● Extracted records:
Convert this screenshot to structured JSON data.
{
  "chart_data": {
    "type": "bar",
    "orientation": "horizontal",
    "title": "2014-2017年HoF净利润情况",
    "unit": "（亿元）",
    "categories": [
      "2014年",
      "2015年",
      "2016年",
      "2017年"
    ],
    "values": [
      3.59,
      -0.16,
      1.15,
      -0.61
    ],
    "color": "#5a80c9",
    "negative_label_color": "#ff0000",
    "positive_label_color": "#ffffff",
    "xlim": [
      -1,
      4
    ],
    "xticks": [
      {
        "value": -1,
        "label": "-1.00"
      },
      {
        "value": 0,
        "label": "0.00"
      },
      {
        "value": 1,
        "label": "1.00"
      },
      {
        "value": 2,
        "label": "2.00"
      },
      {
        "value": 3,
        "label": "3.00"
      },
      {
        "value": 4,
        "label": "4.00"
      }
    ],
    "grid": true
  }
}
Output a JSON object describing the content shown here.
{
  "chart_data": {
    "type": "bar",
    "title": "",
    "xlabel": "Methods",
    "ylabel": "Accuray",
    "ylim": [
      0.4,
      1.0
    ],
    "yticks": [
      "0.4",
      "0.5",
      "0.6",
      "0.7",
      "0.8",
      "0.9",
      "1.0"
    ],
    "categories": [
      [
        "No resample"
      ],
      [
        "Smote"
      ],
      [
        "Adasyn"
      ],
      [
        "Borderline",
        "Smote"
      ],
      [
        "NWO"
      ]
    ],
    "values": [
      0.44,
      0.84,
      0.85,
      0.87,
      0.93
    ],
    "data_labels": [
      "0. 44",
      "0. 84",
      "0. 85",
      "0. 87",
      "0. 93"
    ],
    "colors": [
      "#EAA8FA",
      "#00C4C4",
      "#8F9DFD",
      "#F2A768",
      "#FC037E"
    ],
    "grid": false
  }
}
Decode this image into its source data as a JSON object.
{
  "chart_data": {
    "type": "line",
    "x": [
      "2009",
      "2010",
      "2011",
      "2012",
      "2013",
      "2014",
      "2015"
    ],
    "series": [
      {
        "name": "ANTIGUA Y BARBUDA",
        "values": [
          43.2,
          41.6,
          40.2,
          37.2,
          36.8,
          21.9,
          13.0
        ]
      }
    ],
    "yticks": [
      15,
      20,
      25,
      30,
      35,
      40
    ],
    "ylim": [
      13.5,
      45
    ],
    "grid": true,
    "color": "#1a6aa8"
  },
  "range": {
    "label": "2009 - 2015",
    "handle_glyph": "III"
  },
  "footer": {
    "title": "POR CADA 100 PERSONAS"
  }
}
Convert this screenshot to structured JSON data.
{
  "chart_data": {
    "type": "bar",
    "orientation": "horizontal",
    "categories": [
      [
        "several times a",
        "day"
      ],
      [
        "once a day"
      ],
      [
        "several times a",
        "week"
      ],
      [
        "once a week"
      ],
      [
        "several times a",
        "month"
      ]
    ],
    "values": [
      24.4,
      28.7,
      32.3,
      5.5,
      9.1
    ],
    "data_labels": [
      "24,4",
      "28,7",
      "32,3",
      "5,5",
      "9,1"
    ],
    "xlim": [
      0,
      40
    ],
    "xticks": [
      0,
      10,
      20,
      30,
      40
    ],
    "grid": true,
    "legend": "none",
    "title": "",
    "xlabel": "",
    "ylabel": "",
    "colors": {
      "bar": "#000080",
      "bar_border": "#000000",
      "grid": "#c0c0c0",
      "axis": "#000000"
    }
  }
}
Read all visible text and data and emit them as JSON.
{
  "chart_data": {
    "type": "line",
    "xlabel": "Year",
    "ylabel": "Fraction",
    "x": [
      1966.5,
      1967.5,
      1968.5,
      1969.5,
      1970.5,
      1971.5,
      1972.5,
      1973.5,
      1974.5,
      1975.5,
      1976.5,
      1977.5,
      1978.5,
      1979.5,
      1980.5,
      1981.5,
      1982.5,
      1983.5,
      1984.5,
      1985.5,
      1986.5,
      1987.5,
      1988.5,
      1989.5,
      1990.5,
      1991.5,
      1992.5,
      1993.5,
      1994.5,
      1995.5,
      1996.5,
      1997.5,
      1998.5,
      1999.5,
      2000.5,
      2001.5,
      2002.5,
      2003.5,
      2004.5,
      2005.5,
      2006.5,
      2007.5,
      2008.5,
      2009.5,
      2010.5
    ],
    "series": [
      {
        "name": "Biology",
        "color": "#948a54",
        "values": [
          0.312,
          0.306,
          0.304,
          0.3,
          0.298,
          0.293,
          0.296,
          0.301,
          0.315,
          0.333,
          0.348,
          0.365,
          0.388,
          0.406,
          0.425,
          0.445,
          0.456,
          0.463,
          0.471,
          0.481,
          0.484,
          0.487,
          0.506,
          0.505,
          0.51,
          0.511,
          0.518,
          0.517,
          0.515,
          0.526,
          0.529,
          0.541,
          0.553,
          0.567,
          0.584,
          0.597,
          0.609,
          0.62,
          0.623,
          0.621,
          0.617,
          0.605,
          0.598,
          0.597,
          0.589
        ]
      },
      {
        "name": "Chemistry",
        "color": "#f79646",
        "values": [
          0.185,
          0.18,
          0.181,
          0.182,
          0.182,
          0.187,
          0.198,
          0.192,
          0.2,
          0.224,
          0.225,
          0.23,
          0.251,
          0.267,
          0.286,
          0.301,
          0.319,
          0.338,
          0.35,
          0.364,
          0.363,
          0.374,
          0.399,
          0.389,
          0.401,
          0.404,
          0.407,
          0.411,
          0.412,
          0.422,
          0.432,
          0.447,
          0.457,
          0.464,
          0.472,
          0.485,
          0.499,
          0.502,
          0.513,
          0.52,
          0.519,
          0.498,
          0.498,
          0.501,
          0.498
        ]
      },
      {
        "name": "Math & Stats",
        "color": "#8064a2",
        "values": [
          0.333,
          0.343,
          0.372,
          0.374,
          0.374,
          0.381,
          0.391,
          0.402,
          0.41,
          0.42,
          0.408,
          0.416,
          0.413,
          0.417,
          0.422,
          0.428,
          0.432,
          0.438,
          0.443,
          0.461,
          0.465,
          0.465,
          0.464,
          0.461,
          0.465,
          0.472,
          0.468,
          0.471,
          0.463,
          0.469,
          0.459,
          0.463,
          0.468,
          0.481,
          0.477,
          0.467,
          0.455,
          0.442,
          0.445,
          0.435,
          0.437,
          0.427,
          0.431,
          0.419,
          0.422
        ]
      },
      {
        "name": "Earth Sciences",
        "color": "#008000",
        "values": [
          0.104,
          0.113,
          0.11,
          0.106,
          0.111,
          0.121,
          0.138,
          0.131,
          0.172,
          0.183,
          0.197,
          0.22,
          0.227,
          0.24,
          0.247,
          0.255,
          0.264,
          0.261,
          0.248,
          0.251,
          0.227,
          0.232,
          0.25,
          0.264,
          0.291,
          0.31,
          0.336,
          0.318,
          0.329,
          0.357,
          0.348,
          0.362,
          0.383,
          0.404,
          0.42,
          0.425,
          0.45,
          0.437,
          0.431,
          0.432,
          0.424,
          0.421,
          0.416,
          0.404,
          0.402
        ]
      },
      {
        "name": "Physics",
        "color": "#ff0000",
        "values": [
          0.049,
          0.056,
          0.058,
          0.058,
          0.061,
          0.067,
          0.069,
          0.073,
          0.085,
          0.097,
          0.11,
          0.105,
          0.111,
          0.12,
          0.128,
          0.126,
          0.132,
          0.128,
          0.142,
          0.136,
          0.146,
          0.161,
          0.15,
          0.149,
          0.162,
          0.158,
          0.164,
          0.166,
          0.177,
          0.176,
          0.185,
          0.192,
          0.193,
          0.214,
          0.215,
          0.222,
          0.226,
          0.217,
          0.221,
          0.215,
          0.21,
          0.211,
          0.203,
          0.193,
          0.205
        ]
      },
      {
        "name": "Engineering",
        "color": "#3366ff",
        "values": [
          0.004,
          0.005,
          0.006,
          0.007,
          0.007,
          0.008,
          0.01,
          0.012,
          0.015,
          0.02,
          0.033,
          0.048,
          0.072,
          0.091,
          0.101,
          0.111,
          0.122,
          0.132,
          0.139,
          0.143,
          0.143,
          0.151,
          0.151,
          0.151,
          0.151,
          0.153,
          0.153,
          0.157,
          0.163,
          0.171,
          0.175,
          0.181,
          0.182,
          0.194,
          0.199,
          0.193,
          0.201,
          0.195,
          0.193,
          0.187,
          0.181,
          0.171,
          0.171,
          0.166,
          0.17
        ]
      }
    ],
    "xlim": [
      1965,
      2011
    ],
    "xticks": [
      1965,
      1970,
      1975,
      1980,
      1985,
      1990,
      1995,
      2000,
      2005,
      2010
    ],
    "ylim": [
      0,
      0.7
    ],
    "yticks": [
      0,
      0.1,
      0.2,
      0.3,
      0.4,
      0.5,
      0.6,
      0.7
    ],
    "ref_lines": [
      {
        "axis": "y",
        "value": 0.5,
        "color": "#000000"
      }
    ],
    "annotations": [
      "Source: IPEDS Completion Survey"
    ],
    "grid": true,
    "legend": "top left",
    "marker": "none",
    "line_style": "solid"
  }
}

● TASK BRIEF:
Report how many lines contain "object". Give nothing but the number.

● CORRECT RESPONSE:
2